原典
□ □ □ □ □ □ □
恭子ちゃん、そして●最近読んだ11冊●『アナーキズム』【現代日本思想大系14】編集・解説/松田道雄 &いろいろ【スライドショー】

2008年4月25日 22:31:54

忙しい忙しい、と、思うと、本が読める。
実際に読んでいる。
脚本も書いている。
時間を決めて、きちんと仕事をしている。

書くために、読むために、調べるために、
確かに意識的に睡眠時間は削っている。
この肉体には、かなりの負担になっているだろう。

読んだのは、スライドショーの9冊と『トムくん オムくん』
そして、『アナーキズム』

写真

ヘア&メイクの木下恭子さんと会談、
というか、打ち合わせというか、談笑というか。

年齢は、もちろん自分とは違う。
けれども、何か、何か、通じるものが、ある。
なんだろう、と、話しながら考えていた。

あっという間の4時間。

以前、高木ごっこで、

『寿司をつまむその形而下の指先と、
同じ指が形而上を現出させることの驚異。』

と書いた。
それをあらためて思った。
何かを作り出すトリックなしの魔術性。
それをあらためて思った。

あっという間の4時間。

何か、何か、通じるもの。
それは、何か。
生まれた街も違う。
育った環境も違う。
すれ違ってきた他人性も違う。
性別も違う。
創ってきたものも違う。
何もかもが違うのに、なぜ、同じだと感じるのだろう。

マジックを創出させるその指先と
一本の脚本を書き上げる指先は、同じだろうか。
具体的なイメージを思想化させるその脳と、
一幕の演劇という絵画を目の当たりに見る脳は、同じだろうか。

そんなことを考えながら、次の舞台のヘア&メイクの話をすすめる。

真夏の8月、阿佐ヶ谷ロフトに
目の覚めるようなトリッキーな魔術を見る。

写真

この一週間。いろんなことが、進んだ。
劇団再生の次回公演のHPができた。
衣裳の打ち合わせをした。
友人が雑誌の表紙を飾った。
映画監督の大浦信行さんといろいろ話した。
なんでか、支払いが異常に重なった。
パソコン関係の試験を受けるため、願書を出した。

先日、鈴木邦男さんから、いろいろと資料が送られてきた。
それを読んだ。
それらは、表現論であり、読書論であり、芸術論。
読んだ。
線を引きながら、読んだ。

鈴木さんと話すべきことがたくさんある。
『日本思想大系』に取り組むことになったのも鈴木さん。
全86巻の思想書を一冊ずつ読んでいる。
秋が来る頃には、読了できそうか。
□ □ □ □ □ □ □
練習問題
[1] 原典によると、筆者が意識的に睡眠時間を削っているのはなぜですか。一〜三文で説明してください。
[2] 原典で、筆者が一冊ずつ読んでいる『日本思想大系』は全何巻ですか。
[3] 次の(a)〜(c)は原典の内容と合っていますか。それぞれ「はい」か「いいえ」で答え、決め手となる原典の語句を引用してください。
(a) 筆者と木下恭子さんは、生まれた街が同じである。
(b) 鈴木邦男さんから筆者に資料が送られてきた。
(c) 劇団再生の次回公演のホームページができた。
記録は使わなくてかまいません。
□ □ □ □ □ □ □
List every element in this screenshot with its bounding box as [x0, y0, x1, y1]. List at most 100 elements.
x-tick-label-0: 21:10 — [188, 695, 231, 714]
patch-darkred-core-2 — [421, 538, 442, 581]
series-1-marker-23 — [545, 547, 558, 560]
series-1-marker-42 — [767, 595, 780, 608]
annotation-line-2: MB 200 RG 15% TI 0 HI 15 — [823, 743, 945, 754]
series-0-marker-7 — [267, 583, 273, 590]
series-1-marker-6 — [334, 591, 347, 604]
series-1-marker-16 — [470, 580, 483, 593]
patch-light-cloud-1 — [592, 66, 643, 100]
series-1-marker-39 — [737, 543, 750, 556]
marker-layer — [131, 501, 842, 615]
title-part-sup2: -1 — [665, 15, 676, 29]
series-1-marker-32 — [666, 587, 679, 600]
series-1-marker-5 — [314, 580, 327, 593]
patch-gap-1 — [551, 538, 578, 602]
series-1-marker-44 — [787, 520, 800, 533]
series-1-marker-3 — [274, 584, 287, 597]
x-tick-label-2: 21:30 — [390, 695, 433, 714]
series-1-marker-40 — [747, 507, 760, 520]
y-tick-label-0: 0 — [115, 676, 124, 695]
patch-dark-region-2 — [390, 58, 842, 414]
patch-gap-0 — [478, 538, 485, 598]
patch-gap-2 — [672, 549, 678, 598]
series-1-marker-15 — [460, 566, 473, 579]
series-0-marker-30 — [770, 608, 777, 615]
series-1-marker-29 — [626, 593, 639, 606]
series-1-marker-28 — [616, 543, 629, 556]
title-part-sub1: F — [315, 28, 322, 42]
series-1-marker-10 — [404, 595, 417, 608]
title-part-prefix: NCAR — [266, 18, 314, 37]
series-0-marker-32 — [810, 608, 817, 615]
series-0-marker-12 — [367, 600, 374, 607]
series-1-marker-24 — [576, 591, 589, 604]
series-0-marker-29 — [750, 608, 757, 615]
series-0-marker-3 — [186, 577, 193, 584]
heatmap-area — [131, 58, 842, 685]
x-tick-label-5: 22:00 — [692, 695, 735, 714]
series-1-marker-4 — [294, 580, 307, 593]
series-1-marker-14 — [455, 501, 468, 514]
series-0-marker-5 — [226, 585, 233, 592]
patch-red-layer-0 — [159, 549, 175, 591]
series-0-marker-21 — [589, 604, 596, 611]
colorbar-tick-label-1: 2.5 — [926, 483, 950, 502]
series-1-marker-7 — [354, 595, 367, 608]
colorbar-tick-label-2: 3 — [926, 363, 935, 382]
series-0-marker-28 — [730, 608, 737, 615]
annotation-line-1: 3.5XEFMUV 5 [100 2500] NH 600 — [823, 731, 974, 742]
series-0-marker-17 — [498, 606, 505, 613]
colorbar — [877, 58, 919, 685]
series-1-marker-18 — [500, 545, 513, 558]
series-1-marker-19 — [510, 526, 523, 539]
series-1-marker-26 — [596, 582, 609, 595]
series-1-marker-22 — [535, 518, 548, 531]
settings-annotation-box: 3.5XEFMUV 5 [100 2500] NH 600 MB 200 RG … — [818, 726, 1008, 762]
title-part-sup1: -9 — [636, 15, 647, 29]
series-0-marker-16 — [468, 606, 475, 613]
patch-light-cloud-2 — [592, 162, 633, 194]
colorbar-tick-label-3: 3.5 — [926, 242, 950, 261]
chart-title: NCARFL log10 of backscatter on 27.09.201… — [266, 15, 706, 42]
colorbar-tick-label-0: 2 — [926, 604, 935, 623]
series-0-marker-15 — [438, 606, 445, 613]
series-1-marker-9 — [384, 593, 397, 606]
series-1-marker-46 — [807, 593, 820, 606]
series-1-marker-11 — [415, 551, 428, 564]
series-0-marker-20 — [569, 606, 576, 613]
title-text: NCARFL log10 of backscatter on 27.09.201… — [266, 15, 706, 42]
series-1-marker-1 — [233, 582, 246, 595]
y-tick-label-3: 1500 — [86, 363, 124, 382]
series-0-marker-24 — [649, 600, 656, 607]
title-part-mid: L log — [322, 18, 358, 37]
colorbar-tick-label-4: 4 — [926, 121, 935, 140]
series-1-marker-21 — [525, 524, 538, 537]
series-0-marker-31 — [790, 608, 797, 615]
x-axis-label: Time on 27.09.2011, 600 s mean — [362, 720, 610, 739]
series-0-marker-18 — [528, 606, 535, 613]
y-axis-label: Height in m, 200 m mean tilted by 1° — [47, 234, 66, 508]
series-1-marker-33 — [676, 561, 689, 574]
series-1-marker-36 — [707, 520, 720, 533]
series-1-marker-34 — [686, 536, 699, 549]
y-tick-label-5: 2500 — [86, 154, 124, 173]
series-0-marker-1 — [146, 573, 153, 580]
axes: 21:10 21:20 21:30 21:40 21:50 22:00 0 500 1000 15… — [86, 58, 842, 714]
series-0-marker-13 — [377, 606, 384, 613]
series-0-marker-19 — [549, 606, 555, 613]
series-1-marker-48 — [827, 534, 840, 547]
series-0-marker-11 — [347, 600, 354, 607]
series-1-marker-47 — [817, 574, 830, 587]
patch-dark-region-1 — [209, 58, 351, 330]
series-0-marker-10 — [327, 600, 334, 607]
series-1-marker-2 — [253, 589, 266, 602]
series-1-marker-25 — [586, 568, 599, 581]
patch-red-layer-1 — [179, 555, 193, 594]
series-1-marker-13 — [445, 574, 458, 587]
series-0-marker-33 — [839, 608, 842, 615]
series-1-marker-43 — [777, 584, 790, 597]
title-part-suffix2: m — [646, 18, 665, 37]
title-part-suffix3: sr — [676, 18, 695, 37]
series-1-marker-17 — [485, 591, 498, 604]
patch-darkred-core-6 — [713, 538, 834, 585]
□ □ □ □ □ □ □
解答例
[1] 書くため、読むため、調べるためです。筆者はそのために意識的に睡眠時間を削っており、体にはかなりの負担になっているだろうと述べています。

[2] 全86巻です。

[3]
(a) いいえ。「生まれた街も違う。」
(b) はい。「先日、鈴木邦男さんから、いろいろと資料が送られてきた。」
(c) はい。「劇団再生の次回公演のHPができた。」